[Data items]
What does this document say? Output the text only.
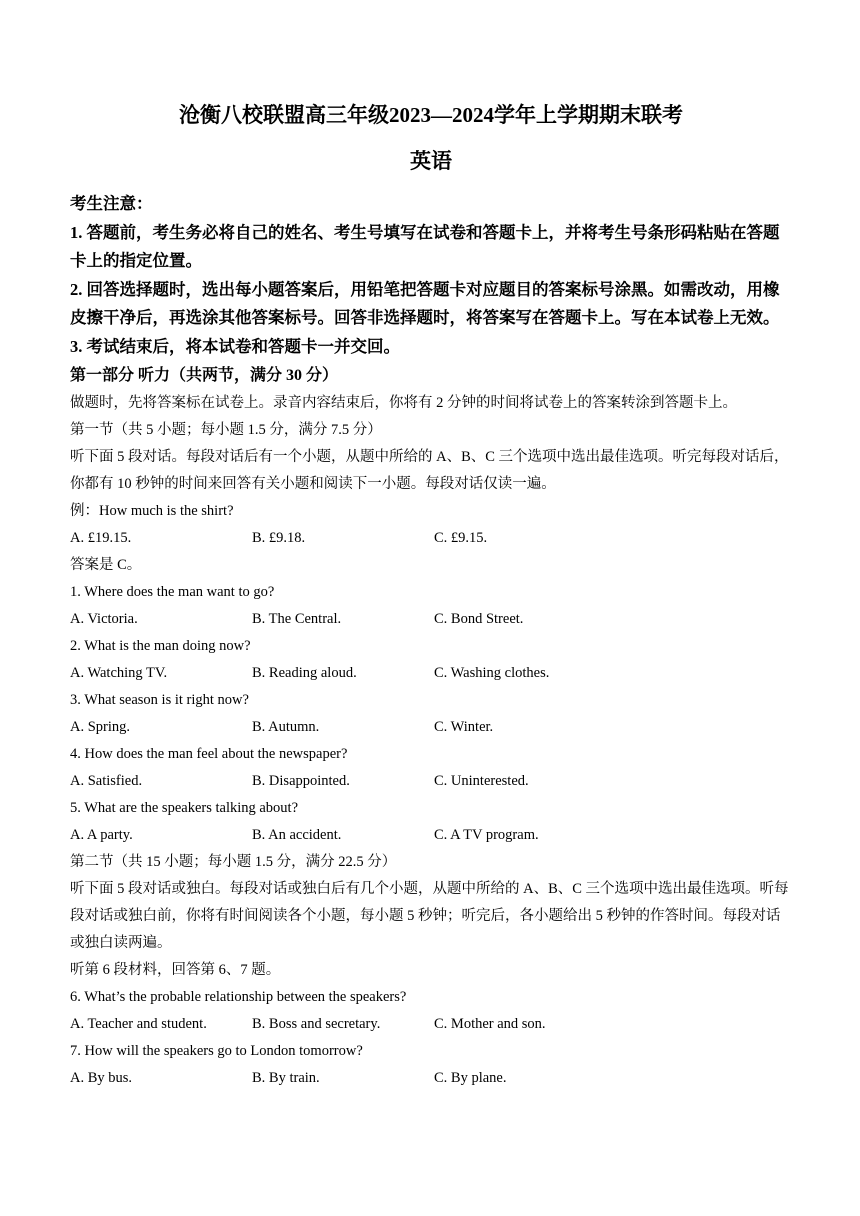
沧衡八校联盟高三年级2023—2024学年上学期期末联考
英语

考生注意：

1. 答题前，考生务必将自己的姓名、考生号填写在试卷和答题卡上，并将考生号条形码粘贴在答题卡上的指定位置。

2. 回答选择题时，选出每小题答案后，用铅笔把答题卡对应题目的答案标号涂黑。如需改动，用橡皮擦干净后，再选涂其他答案标号。回答非选择题时，将答案写在答题卡上。写在本试卷上无效。

3. 考试结束后，将本试卷和答题卡一并交回。

第一部分 听力（共两节，满分 30 分）

做题时，先将答案标在试卷上。录音内容结束后，你将有 2 分钟的时间将试卷上的答案转涂到答题卡上。

第一节（共 5 小题；每小题 1.5 分，满分 7.5 分）

听下面 5 段对话。每段对话后有一个小题，从题中所给的 A、B、C 三个选项中选出最佳选项。听完每段对话后，你都有 10 秒钟的时间来回答有关小题和阅读下一小题。每段对话仅读一遍。

例：How much is the shirt?

A. £19.15.	B. £9.18.	C. £9.15.

答案是 C。

1. Where does the man want to go?

A. Victoria.	B. The Central.	C. Bond Street.

2. What is the man doing now?

A. Watching TV.	B. Reading aloud.	C. Washing clothes.

3. What season is it right now?

A. Spring.	B. Autumn.	C. Winter.

4. How does the man feel about the newspaper?

A. Satisfied.	B. Disappointed.	C. Uninterested.

5. What are the speakers talking about?

A. A party.	B. An accident.	C. A TV program.

第二节（共 15 小题；每小题 1.5 分，满分 22.5 分）

听下面 5 段对话或独白。每段对话或独白后有几个小题，从题中所给的 A、B、C 三个选项中选出最佳选项。听每段对话或独白前，你将有时间阅读各个小题，每小题 5 秒钟；听完后，各小题给出 5 秒钟的作答时间。每段对话或独白读两遍。

听第 6 段材料，回答第 6、7 题。

6. What’s the probable relationship between the speakers?

A. Teacher and student.	B. Boss and secretary.	C. Mother and son.

7. How will the speakers go to London tomorrow?

A. By bus.	B. By train.	C. By plane.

▸ TASK OBJECTIVE
Output every entry word for word, but omit the pictures.

▸ EXERCISE RESULT
What does this document say? Output the text only.
沧衡八校联盟高三年级2023—2024学年上学期期末联考
英语

考生注意：

1. 答题前，考生务必将自己的姓名、考生号填写在试卷和答题卡上，并将考生号条形码粘贴在答题卡上的指定位置。

2. 回答选择题时，选出每小题答案后，用铅笔把答题卡对应题目的答案标号涂黑。如需改动，用橡皮擦干净后，再选涂其他答案标号。回答非选择题时，将答案写在答题卡上。写在本试卷上无效。

3. 考试结束后，将本试卷和答题卡一并交回。

第一部分 听力（共两节，满分 30 分）

做题时，先将答案标在试卷上。录音内容结束后，你将有 2 分钟的时间将试卷上的答案转涂到答题卡上。

第一节（共 5 小题；每小题 1.5 分，满分 7.5 分）

听下面 5 段对话。每段对话后有一个小题，从题中所给的 A、B、C 三个选项中选出最佳选项。听完每段对话后，你都有 10 秒钟的时间来回答有关小题和阅读下一小题。每段对话仅读一遍。

例：How much is the shirt?

A. £19.15.	B. £9.18.	C. £9.15.

答案是 C。

1. Where does the man want to go?

A. Victoria.	B. The Central.	C. Bond Street.

2. What is the man doing now?

A. Watching TV.	B. Reading aloud.	C. Washing clothes.

3. What season is it right now?

A. Spring.	B. Autumn.	C. Winter.

4. How does the man feel about the newspaper?

A. Satisfied.	B. Disappointed.	C. Uninterested.

5. What are the speakers talking about?

A. A party.	B. An accident.	C. A TV program.

第二节（共 15 小题；每小题 1.5 分，满分 22.5 分）

听下面 5 段对话或独白。每段对话或独白后有几个小题，从题中所给的 A、B、C 三个选项中选出最佳选项。听每段对话或独白前，你将有时间阅读各个小题，每小题 5 秒钟；听完后，各小题给出 5 秒钟的作答时间。每段对话或独白读两遍。

听第 6 段材料，回答第 6、7 题。

6. What’s the probable relationship between the speakers?

A. Teacher and student.	B. Boss and secretary.	C. Mother and son.

7. How will the speakers go to London tomorrow?

A. By bus.	B. By train.	C. By plane.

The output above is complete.